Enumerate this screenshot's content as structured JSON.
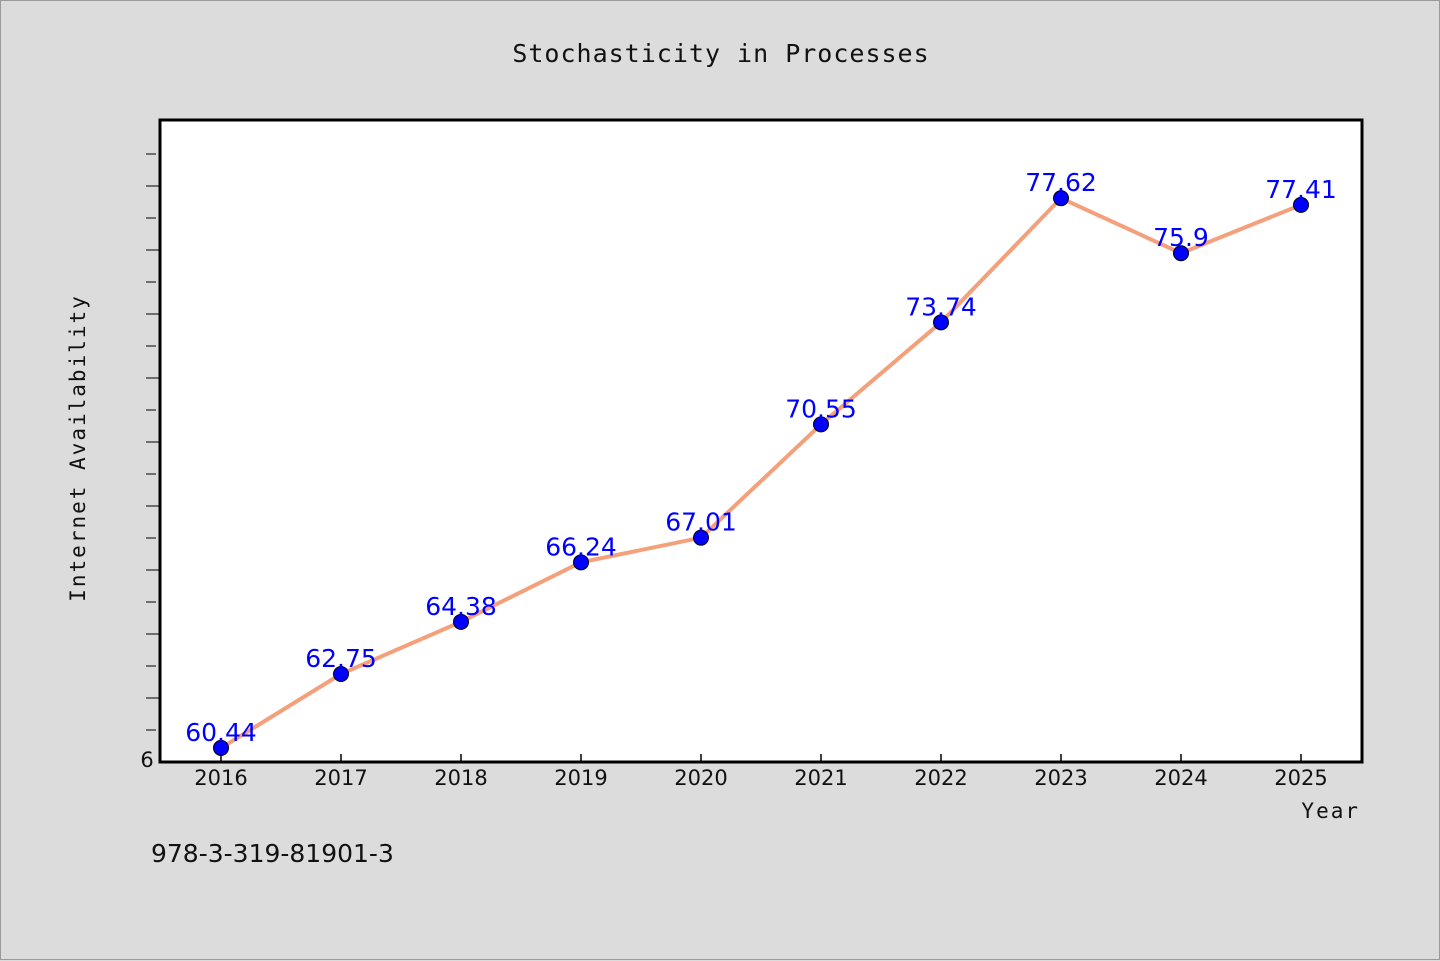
{
  "chart_data": {
    "type": "line",
    "title": "Stochasticity in Processes",
    "xlabel": "Year",
    "ylabel": "Internet Availability",
    "categories": [
      "2016",
      "2017",
      "2018",
      "2019",
      "2020",
      "2021",
      "2022",
      "2023",
      "2024",
      "2025"
    ],
    "series": [
      {
        "values": [
          60.44,
          62.75,
          64.38,
          66.24,
          67.01,
          70.55,
          73.74,
          77.62,
          75.9,
          77.41
        ],
        "data_labels": [
          "60.44",
          "62.75",
          "64.38",
          "66.24",
          "67.01",
          "70.55",
          "73.74",
          "77.62",
          "75.9",
          "77.41"
        ],
        "line_color": "#f4a07a",
        "marker_color": "#0000ff"
      }
    ],
    "ylim": [
      60,
      79
    ],
    "y_tick_labels": [
      "6"
    ],
    "grid": false,
    "legend": "none"
  },
  "footer": {
    "isbn": "978-3-319-81901-3"
  },
  "colors": {
    "background": "#dcdcdc",
    "plot_background": "#ffffff",
    "axis": "#000000"
  }
}
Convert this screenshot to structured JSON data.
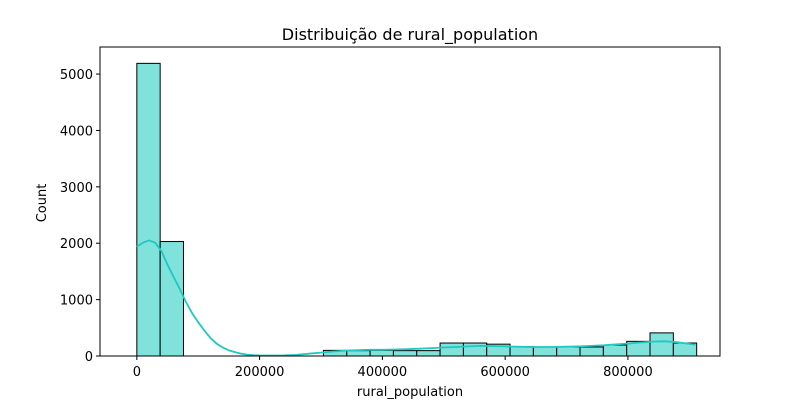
{
  "chart_data": {
    "type": "bar",
    "title": "Distribuição de rural_population",
    "xlabel": "rural_population",
    "ylabel": "Count",
    "xlim": [
      -60000,
      950000
    ],
    "ylim": [
      0,
      5480
    ],
    "xticks": [
      0,
      200000,
      400000,
      600000,
      800000
    ],
    "xtick_labels": [
      "0",
      "200000",
      "400000",
      "600000",
      "800000"
    ],
    "yticks": [
      0,
      1000,
      2000,
      3000,
      4000,
      5000
    ],
    "ytick_labels": [
      "0",
      "1000",
      "2000",
      "3000",
      "4000",
      "5000"
    ],
    "grid": false,
    "bar_color": "#7fe3dc",
    "edge_color": "#000000",
    "kde_color": "#1fc8c0",
    "bins": [
      {
        "x0": 0,
        "x1": 38000,
        "count": 5190
      },
      {
        "x0": 38000,
        "x1": 76000,
        "count": 2030
      },
      {
        "x0": 76000,
        "x1": 114000,
        "count": 0
      },
      {
        "x0": 114000,
        "x1": 152000,
        "count": 0
      },
      {
        "x0": 152000,
        "x1": 190000,
        "count": 0
      },
      {
        "x0": 190000,
        "x1": 228000,
        "count": 0
      },
      {
        "x0": 228000,
        "x1": 266000,
        "count": 0
      },
      {
        "x0": 266000,
        "x1": 304000,
        "count": 0
      },
      {
        "x0": 304000,
        "x1": 342000,
        "count": 100
      },
      {
        "x0": 342000,
        "x1": 380000,
        "count": 95
      },
      {
        "x0": 380000,
        "x1": 418000,
        "count": 100
      },
      {
        "x0": 418000,
        "x1": 456000,
        "count": 95
      },
      {
        "x0": 456000,
        "x1": 494000,
        "count": 95
      },
      {
        "x0": 494000,
        "x1": 532000,
        "count": 230
      },
      {
        "x0": 532000,
        "x1": 570000,
        "count": 230
      },
      {
        "x0": 570000,
        "x1": 608000,
        "count": 210
      },
      {
        "x0": 608000,
        "x1": 646000,
        "count": 165
      },
      {
        "x0": 646000,
        "x1": 684000,
        "count": 160
      },
      {
        "x0": 684000,
        "x1": 722000,
        "count": 160
      },
      {
        "x0": 722000,
        "x1": 760000,
        "count": 160
      },
      {
        "x0": 760000,
        "x1": 798000,
        "count": 195
      },
      {
        "x0": 798000,
        "x1": 836000,
        "count": 260
      },
      {
        "x0": 836000,
        "x1": 874000,
        "count": 410
      },
      {
        "x0": 874000,
        "x1": 912000,
        "count": 230
      }
    ],
    "kde": {
      "x": [
        0,
        10000,
        20000,
        30000,
        40000,
        50000,
        60000,
        70000,
        80000,
        90000,
        100000,
        110000,
        120000,
        130000,
        140000,
        150000,
        160000,
        170000,
        180000,
        190000,
        200000,
        220000,
        240000,
        260000,
        280000,
        300000,
        320000,
        340000,
        360000,
        380000,
        400000,
        420000,
        440000,
        460000,
        480000,
        500000,
        520000,
        540000,
        560000,
        580000,
        600000,
        620000,
        640000,
        660000,
        680000,
        700000,
        720000,
        740000,
        760000,
        780000,
        800000,
        820000,
        840000,
        860000,
        880000,
        900000,
        910000
      ],
      "y": [
        1940,
        2010,
        2050,
        2010,
        1860,
        1620,
        1400,
        1190,
        960,
        760,
        600,
        450,
        320,
        220,
        150,
        100,
        70,
        40,
        25,
        15,
        10,
        8,
        10,
        20,
        40,
        60,
        80,
        95,
        105,
        110,
        110,
        115,
        120,
        130,
        140,
        150,
        160,
        170,
        180,
        175,
        170,
        165,
        160,
        160,
        160,
        165,
        170,
        180,
        190,
        205,
        220,
        240,
        255,
        260,
        245,
        215,
        200
      ]
    }
  }
}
+-------+
[Set task]
Copy the entries exactly. Leave out the images.

[Complete output]
Enumerate this screenshot's content as structured JSON.
{
  "chart_data": {
    "type": "line",
    "title": "Stochasticity in Processes",
    "xlabel": "Year",
    "ylabel": "Internet Availability",
    "categories": [
      "2016",
      "2017",
      "2018",
      "2019",
      "2020",
      "2021",
      "2022",
      "2023",
      "2024",
      "2025"
    ],
    "series": [
      {
        "values": [
          60.44,
          62.75,
          64.38,
          66.24,
          67.01,
          70.55,
          73.74,
          77.62,
          75.9,
          77.41
        ],
        "data_labels": [
          "60.44",
          "62.75",
          "64.38",
          "66.24",
          "67.01",
          "70.55",
          "73.74",
          "77.62",
          "75.9",
          "77.41"
        ],
        "line_color": "#f4a07a",
        "marker_color": "#0000ff"
      }
    ],
    "ylim": [
      60,
      79
    ],
    "y_tick_labels": [
      "6"
    ],
    "grid": false,
    "legend": "none"
  },
  "footer": {
    "isbn": "978-3-319-81901-3"
  },
  "colors": {
    "background": "#dcdcdc",
    "plot_background": "#ffffff",
    "axis": "#000000"
  }
}
Convert this screenshot to structured JSON data.
{
  "chart_data": {
    "type": "bar",
    "title": "Distribuição de rural_population",
    "xlabel": "rural_population",
    "ylabel": "Count",
    "xlim": [
      -60000,
      950000
    ],
    "ylim": [
      0,
      5480
    ],
    "xticks": [
      0,
      200000,
      400000,
      600000,
      800000
    ],
    "xtick_labels": [
      "0",
      "200000",
      "400000",
      "600000",
      "800000"
    ],
    "yticks": [
      0,
      1000,
      2000,
      3000,
      4000,
      5000
    ],
    "ytick_labels": [
      "0",
      "1000",
      "2000",
      "3000",
      "4000",
      "5000"
    ],
    "grid": false,
    "bar_color": "#7fe3dc",
    "edge_color": "#000000",
    "kde_color": "#1fc8c0",
    "bins": [
      {
        "x0": 0,
        "x1": 38000,
        "count": 5190
      },
      {
        "x0": 38000,
        "x1": 76000,
        "count": 2030
      },
      {
        "x0": 76000,
        "x1": 114000,
        "count": 0
      },
      {
        "x0": 114000,
        "x1": 152000,
        "count": 0
      },
      {
        "x0": 152000,
        "x1": 190000,
        "count": 0
      },
      {
        "x0": 190000,
        "x1": 228000,
        "count": 0
      },
      {
        "x0": 228000,
        "x1": 266000,
        "count": 0
      },
      {
        "x0": 266000,
        "x1": 304000,
        "count": 0
      },
      {
        "x0": 304000,
        "x1": 342000,
        "count": 100
      },
      {
        "x0": 342000,
        "x1": 380000,
        "count": 95
      },
      {
        "x0": 380000,
        "x1": 418000,
        "count": 100
      },
      {
        "x0": 418000,
        "x1": 456000,
        "count": 95
      },
      {
        "x0": 456000,
        "x1": 494000,
        "count": 95
      },
      {
        "x0": 494000,
        "x1": 532000,
        "count": 230
      },
      {
        "x0": 532000,
        "x1": 570000,
        "count": 230
      },
      {
        "x0": 570000,
        "x1": 608000,
        "count": 210
      },
      {
        "x0": 608000,
        "x1": 646000,
        "count": 165
      },
      {
        "x0": 646000,
        "x1": 684000,
        "count": 160
      },
      {
        "x0": 684000,
        "x1": 722000,
        "count": 160
      },
      {
        "x0": 722000,
        "x1": 760000,
        "count": 160
      },
      {
        "x0": 760000,
        "x1": 798000,
        "count": 195
      },
      {
        "x0": 798000,
        "x1": 836000,
        "count": 260
      },
      {
        "x0": 836000,
        "x1": 874000,
        "count": 410
      },
      {
        "x0": 874000,
        "x1": 912000,
        "count": 230
      }
    ],
    "kde": {
      "x": [
        0,
        10000,
        20000,
        30000,
        40000,
        50000,
        60000,
        70000,
        80000,
        90000,
        100000,
        110000,
        120000,
        130000,
        140000,
        150000,
        160000,
        170000,
        180000,
        190000,
        200000,
        220000,
        240000,
        260000,
        280000,
        300000,
        320000,
        340000,
        360000,
        380000,
        400000,
        420000,
        440000,
        460000,
        480000,
        500000,
        520000,
        540000,
        560000,
        580000,
        600000,
        620000,
        640000,
        660000,
        680000,
        700000,
        720000,
        740000,
        760000,
        780000,
        800000,
        820000,
        840000,
        860000,
        880000,
        900000,
        910000
      ],
      "y": [
        1940,
        2010,
        2050,
        2010,
        1860,
        1620,
        1400,
        1190,
        960,
        760,
        600,
        450,
        320,
        220,
        150,
        100,
        70,
        40,
        25,
        15,
        10,
        8,
        10,
        20,
        40,
        60,
        80,
        95,
        105,
        110,
        110,
        115,
        120,
        130,
        140,
        150,
        160,
        170,
        180,
        175,
        170,
        165,
        160,
        160,
        160,
        165,
        170,
        180,
        190,
        205,
        220,
        240,
        255,
        260,
        245,
        215,
        200
      ]
    }
  }
}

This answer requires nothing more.